[START Task material]

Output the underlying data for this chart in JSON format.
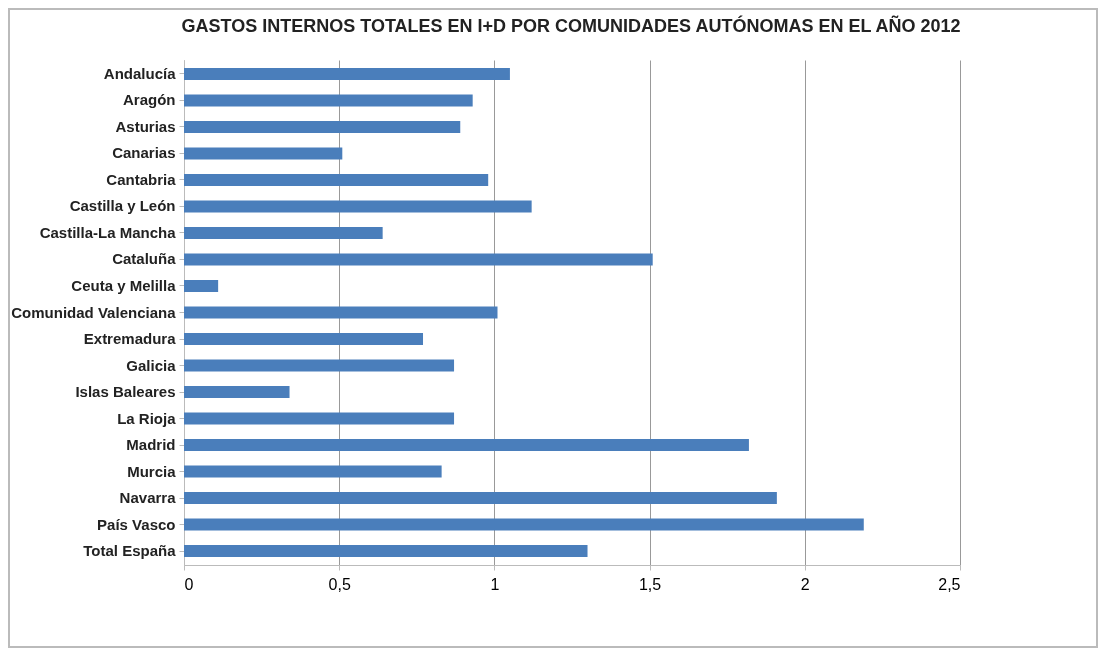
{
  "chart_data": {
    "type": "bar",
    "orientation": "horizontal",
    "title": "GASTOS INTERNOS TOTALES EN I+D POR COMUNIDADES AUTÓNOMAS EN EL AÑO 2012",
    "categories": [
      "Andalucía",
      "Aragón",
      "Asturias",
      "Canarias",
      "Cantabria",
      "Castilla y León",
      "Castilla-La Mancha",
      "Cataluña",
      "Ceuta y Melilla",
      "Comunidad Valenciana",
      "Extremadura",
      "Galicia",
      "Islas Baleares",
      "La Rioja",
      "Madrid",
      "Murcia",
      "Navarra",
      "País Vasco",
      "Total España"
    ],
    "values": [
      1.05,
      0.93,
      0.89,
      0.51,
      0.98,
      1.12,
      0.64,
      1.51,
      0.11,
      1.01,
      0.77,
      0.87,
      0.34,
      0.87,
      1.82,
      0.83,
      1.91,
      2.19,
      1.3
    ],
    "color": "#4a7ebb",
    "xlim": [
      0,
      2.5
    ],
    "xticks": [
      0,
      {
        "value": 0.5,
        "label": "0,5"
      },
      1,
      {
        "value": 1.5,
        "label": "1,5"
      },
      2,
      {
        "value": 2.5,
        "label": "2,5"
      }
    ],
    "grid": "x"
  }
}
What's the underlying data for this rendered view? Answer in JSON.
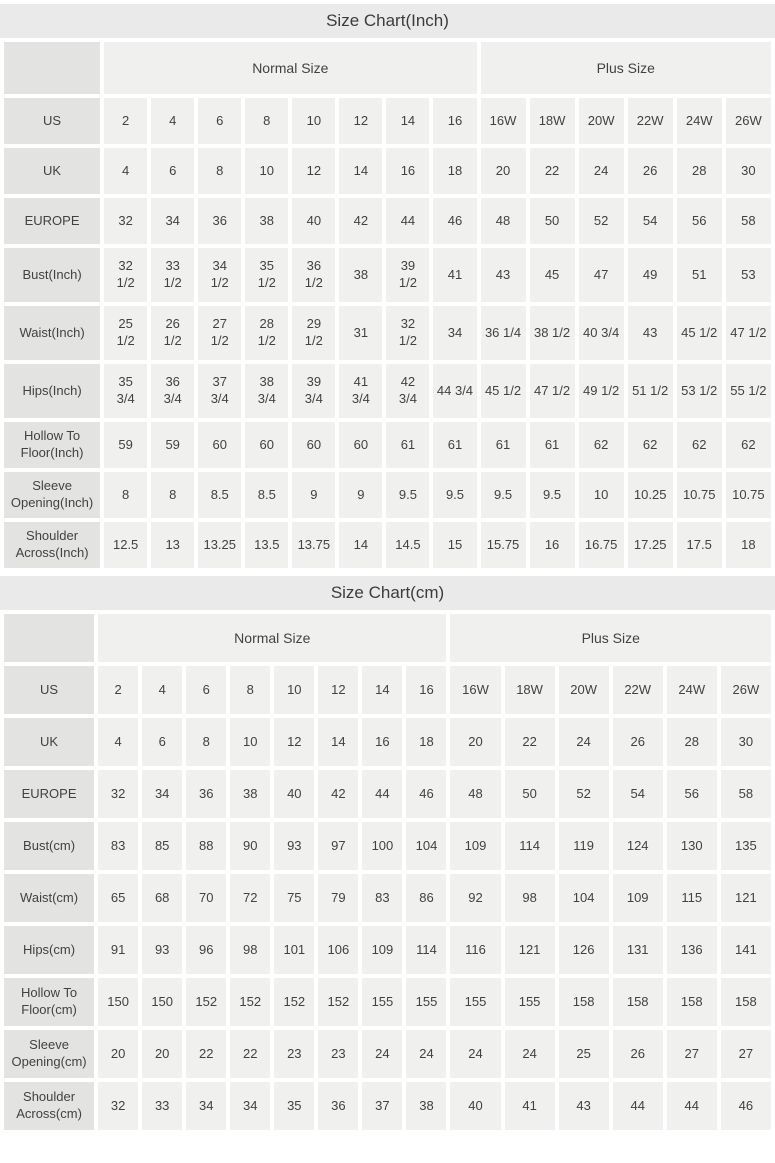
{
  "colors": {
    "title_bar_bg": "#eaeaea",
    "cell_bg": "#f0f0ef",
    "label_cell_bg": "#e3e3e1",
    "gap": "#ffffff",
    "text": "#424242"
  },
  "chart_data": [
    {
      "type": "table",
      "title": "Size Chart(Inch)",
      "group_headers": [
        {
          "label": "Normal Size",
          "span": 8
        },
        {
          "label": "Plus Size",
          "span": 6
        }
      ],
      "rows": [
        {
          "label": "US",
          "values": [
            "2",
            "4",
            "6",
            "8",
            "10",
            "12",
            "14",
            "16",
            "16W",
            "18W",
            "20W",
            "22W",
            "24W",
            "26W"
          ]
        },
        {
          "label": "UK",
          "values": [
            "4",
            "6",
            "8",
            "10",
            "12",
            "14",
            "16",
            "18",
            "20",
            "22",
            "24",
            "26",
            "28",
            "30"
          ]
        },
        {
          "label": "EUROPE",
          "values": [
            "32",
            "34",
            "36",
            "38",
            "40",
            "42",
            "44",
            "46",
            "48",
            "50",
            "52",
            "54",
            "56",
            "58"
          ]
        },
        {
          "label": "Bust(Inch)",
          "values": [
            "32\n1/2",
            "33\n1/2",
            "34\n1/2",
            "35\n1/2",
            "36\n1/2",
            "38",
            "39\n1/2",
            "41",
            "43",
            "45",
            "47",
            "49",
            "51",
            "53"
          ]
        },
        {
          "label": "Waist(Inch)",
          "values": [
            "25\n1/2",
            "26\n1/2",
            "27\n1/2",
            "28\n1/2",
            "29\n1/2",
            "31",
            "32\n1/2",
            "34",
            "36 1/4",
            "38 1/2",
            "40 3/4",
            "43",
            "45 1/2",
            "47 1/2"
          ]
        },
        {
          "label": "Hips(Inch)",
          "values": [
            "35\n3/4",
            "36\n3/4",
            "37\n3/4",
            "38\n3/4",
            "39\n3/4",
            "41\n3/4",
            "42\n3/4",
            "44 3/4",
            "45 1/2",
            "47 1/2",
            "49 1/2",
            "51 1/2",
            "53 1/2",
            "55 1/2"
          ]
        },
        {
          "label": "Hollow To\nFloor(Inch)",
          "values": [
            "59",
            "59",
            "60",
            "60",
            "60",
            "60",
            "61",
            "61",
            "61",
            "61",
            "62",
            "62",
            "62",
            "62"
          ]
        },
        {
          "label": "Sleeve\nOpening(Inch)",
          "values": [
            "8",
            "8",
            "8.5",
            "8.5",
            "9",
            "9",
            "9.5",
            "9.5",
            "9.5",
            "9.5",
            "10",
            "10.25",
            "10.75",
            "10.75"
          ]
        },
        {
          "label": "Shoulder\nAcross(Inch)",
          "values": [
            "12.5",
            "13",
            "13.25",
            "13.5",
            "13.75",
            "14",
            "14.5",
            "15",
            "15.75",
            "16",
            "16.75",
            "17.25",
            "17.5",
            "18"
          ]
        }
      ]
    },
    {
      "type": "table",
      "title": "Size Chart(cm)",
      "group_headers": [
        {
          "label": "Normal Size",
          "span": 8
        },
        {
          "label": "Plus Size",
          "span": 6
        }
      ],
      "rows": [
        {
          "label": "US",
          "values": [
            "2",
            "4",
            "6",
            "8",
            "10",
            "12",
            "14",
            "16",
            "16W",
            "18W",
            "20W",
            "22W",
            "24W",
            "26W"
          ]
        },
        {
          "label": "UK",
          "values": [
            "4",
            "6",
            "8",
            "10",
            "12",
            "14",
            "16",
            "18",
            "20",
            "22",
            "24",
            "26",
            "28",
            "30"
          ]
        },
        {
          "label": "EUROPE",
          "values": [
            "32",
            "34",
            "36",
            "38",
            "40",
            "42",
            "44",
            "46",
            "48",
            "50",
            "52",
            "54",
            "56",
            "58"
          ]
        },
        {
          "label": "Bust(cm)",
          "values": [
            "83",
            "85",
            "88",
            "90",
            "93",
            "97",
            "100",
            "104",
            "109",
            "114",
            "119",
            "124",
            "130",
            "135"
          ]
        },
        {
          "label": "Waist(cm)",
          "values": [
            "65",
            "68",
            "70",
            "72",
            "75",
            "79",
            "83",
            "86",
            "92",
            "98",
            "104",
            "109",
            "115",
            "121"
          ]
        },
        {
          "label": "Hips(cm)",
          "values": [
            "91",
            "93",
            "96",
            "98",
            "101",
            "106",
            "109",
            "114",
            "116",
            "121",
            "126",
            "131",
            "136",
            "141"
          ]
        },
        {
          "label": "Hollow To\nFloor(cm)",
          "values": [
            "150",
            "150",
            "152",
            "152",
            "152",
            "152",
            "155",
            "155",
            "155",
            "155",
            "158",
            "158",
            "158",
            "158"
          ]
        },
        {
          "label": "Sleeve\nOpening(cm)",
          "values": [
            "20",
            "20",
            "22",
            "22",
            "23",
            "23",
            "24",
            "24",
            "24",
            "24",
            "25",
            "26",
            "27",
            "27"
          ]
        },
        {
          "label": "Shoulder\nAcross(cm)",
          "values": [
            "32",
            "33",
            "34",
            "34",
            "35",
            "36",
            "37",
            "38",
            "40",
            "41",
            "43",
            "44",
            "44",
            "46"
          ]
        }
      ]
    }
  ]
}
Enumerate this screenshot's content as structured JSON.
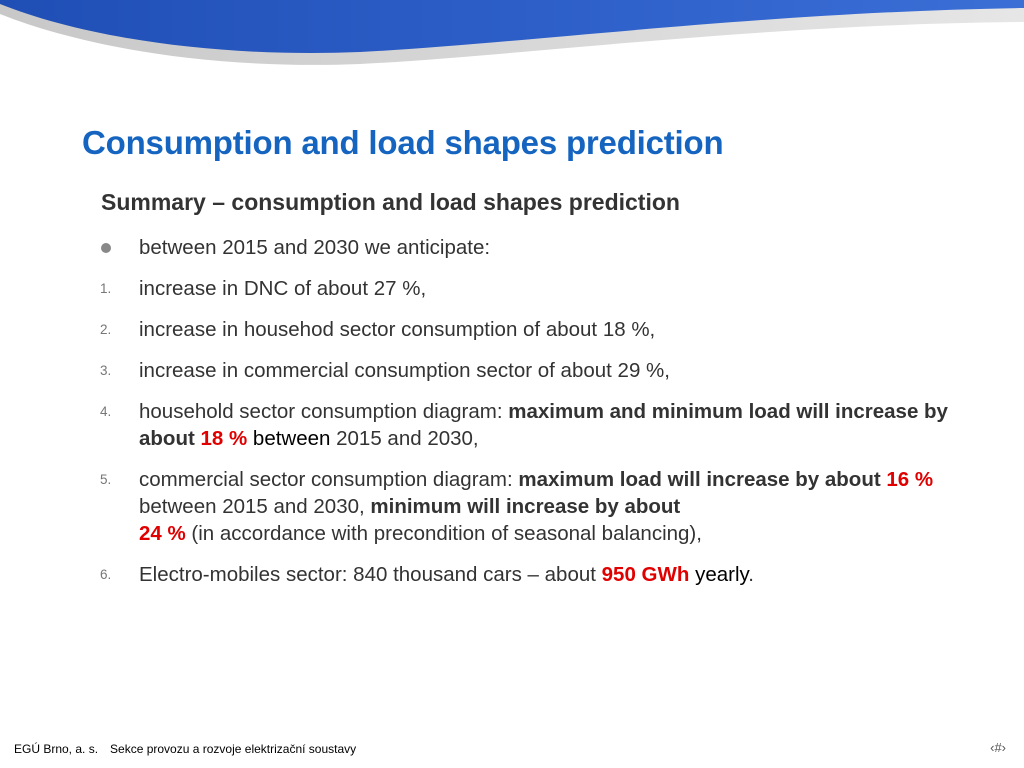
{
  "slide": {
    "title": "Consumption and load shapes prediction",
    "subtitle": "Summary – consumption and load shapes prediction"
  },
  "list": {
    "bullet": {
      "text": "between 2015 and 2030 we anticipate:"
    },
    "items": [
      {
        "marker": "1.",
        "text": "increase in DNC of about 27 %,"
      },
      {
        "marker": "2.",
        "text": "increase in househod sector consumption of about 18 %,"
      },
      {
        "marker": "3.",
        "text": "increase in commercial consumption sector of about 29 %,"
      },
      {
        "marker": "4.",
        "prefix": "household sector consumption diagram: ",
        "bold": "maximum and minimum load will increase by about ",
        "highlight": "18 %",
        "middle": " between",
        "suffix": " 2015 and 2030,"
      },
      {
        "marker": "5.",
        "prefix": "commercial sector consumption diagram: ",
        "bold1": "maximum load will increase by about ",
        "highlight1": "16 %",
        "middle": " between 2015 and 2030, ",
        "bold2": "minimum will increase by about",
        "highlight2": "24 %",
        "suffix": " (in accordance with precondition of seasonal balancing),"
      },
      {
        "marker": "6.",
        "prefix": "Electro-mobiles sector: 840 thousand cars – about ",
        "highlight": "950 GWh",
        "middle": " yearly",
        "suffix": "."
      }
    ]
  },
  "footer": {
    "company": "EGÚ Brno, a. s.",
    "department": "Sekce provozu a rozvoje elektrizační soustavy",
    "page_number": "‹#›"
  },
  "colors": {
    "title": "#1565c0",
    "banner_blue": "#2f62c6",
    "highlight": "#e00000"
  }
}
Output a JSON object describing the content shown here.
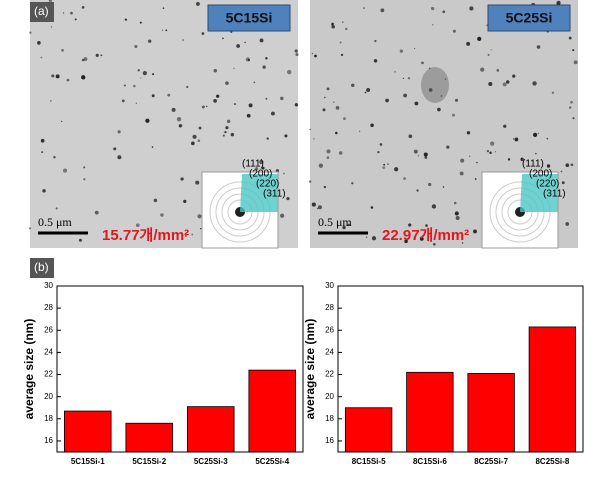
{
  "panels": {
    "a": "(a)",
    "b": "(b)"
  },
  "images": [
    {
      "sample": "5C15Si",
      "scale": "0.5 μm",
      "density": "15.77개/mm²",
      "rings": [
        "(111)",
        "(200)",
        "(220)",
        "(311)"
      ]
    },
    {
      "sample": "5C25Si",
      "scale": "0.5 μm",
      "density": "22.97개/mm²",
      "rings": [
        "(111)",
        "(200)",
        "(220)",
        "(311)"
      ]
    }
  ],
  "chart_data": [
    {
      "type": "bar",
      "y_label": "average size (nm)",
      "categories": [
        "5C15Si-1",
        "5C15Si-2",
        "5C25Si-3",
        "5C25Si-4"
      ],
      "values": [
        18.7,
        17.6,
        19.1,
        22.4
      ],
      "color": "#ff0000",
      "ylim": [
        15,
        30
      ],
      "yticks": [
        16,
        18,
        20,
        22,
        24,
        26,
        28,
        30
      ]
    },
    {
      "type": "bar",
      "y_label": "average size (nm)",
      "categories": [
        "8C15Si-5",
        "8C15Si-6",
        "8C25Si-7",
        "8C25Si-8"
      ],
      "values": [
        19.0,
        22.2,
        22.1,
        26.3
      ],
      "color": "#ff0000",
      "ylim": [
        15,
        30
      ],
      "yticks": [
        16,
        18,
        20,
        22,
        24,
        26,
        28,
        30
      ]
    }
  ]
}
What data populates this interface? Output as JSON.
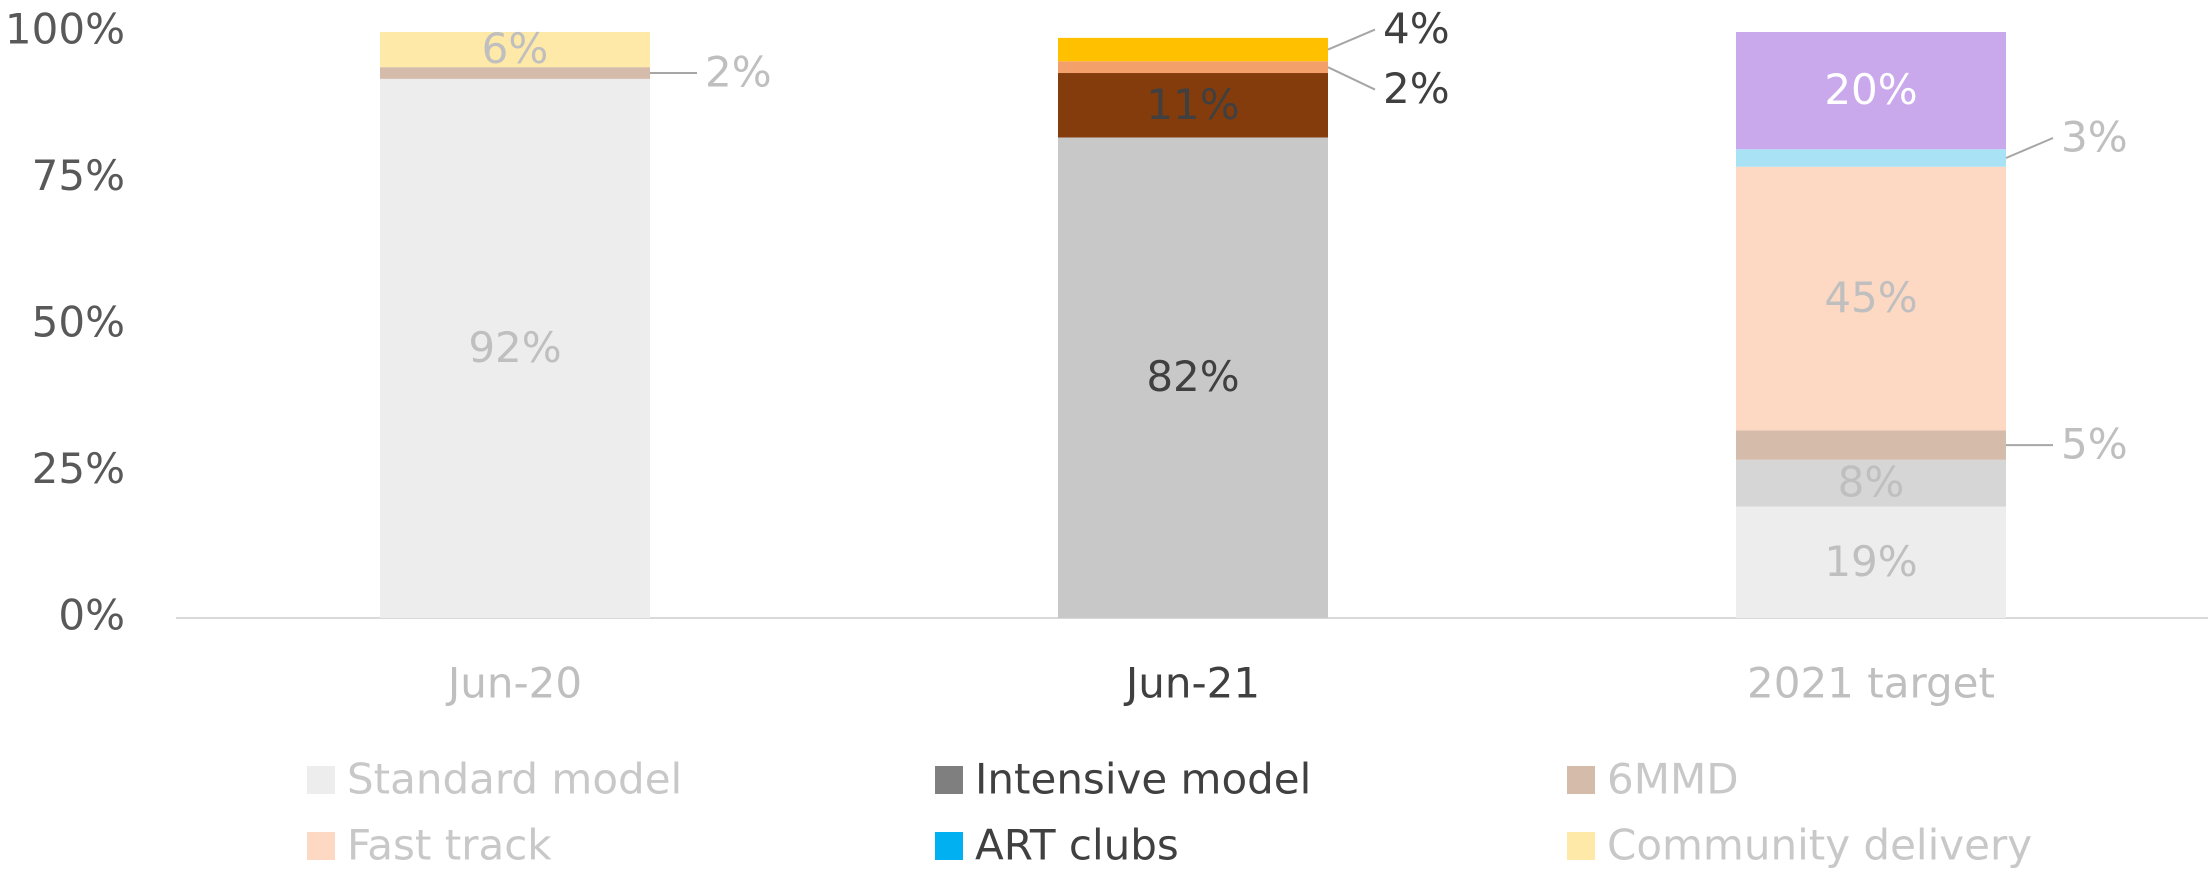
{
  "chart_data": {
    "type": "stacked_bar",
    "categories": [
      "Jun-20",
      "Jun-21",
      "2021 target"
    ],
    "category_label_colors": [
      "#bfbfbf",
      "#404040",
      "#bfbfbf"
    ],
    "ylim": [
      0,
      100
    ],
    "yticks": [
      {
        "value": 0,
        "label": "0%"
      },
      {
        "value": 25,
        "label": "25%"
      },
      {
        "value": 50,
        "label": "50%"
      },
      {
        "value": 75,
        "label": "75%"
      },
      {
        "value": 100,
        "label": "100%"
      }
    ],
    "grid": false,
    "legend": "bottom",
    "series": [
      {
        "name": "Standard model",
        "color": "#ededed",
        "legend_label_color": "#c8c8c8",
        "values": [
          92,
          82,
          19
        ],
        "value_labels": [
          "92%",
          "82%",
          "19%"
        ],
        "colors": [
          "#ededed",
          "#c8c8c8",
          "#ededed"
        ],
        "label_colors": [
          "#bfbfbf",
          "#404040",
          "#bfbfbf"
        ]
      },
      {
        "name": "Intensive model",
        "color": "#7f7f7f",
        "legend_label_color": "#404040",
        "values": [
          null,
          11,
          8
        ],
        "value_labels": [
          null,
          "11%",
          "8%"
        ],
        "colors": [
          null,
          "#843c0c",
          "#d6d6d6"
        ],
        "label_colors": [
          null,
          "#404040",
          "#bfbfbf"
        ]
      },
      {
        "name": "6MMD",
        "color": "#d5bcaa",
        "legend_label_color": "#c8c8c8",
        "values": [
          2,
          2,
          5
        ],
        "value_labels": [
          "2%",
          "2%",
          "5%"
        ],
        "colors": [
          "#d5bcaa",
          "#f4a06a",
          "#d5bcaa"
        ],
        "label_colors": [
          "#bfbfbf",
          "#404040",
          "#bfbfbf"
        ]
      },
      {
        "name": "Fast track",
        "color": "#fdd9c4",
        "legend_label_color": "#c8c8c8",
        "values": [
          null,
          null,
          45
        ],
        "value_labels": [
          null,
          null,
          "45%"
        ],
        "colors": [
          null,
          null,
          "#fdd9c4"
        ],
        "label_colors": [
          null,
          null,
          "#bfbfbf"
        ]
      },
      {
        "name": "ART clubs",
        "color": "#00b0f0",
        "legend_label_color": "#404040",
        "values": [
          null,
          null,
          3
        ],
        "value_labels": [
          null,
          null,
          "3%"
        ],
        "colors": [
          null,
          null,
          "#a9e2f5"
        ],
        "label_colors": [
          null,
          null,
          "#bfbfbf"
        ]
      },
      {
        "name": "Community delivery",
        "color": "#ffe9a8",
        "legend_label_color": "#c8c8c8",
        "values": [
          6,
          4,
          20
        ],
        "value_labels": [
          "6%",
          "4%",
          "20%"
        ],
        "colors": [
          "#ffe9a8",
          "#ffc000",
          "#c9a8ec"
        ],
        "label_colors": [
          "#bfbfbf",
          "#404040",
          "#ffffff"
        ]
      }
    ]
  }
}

[END Task material]

Looking back at the lines above, state how many contain the word "between", and supply nothing besides the number.

- **Complete answer**
3